EXERCISE DIRECTIONS = Go through the material below and copy all lines with "JSON".

╭──

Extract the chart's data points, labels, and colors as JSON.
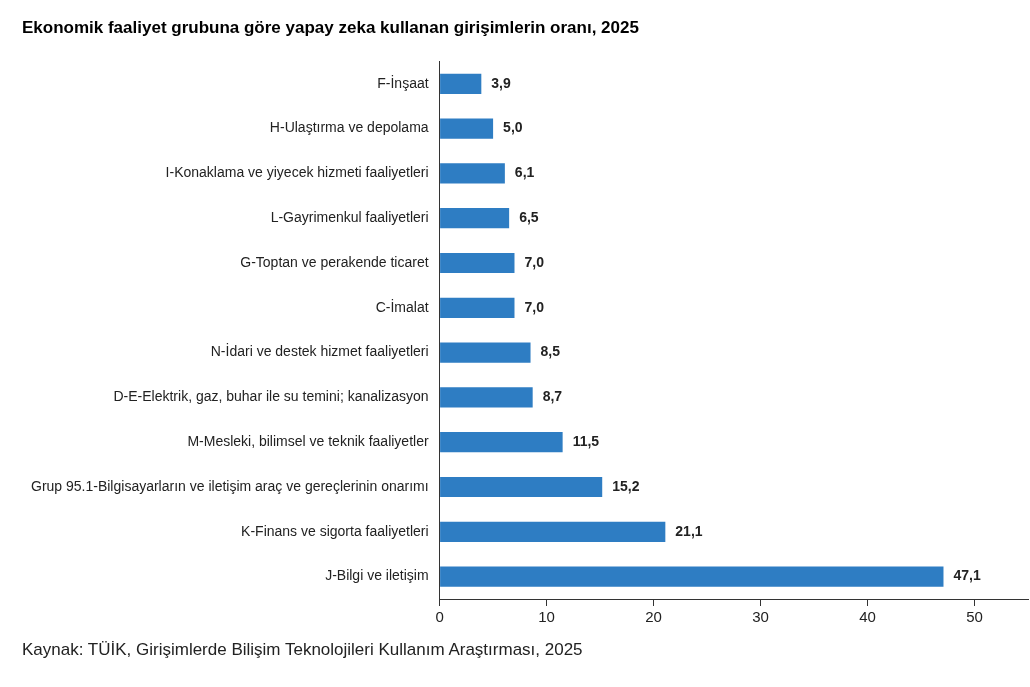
{
  "chart_data": {
    "type": "bar",
    "orientation": "horizontal",
    "title": "Ekonomik faaliyet grubuna göre yapay zeka kullanan girişimlerin oranı, 2025",
    "categories": [
      "F-İnşaat",
      "H-Ulaştırma ve depolama",
      "I-Konaklama ve yiyecek hizmeti faaliyetleri",
      "L-Gayrimenkul faaliyetleri",
      "G-Toptan ve perakende ticaret",
      "C-İmalat",
      "N-İdari ve destek hizmet faaliyetleri",
      "D-E-Elektrik, gaz, buhar ile su temini; kanalizasyon",
      "M-Mesleki, bilimsel ve teknik faaliyetler",
      "Grup 95.1-Bilgisayarların ve iletişim araç ve gereçlerinin onarımı",
      "K-Finans ve sigorta faaliyetleri",
      "J-Bilgi ve iletişim"
    ],
    "values": [
      3.9,
      5.0,
      6.1,
      6.5,
      7.0,
      7.0,
      8.5,
      8.7,
      11.5,
      15.2,
      21.1,
      47.1
    ],
    "value_labels": [
      "3,9",
      "5,0",
      "6,1",
      "6,5",
      "7,0",
      "7,0",
      "8,5",
      "8,7",
      "11,5",
      "15,2",
      "21,1",
      "47,1"
    ],
    "color": "#2e7dc3",
    "xlim": [
      0,
      55
    ],
    "xticks": [
      0,
      10,
      20,
      30,
      40,
      50
    ],
    "grid": false,
    "legend": false,
    "annotations": [
      "Kaynak: TÜİK, Girişimlerde Bilişim Teknolojileri Kullanım Araştırması, 2025"
    ]
  }
}
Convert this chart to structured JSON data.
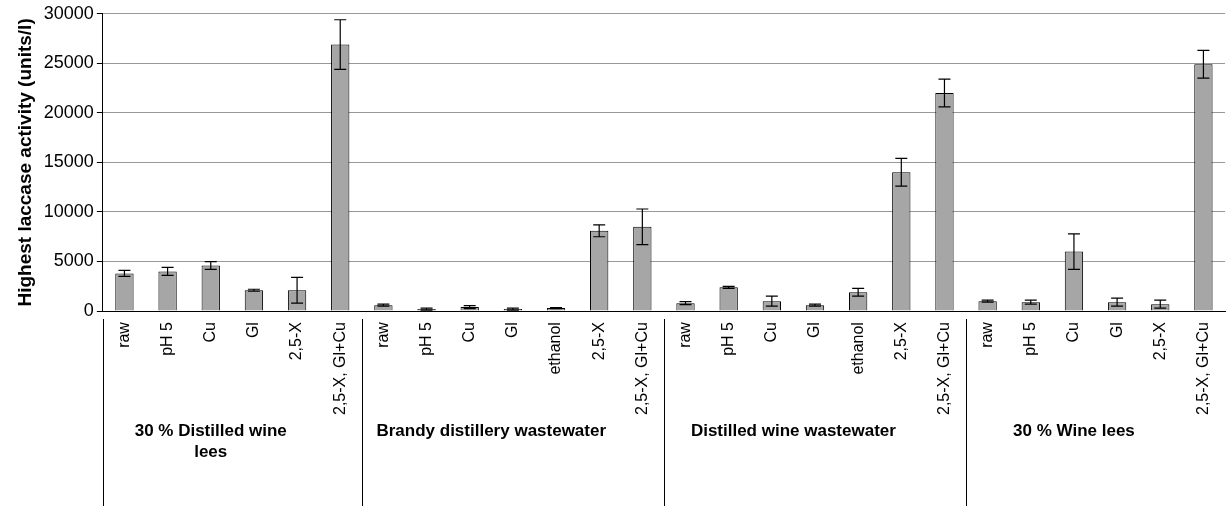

╰──

FINISHED TASK =
Extract the chart's data points, labels, and colors as JSON.
Convert this chart to structured JSON data.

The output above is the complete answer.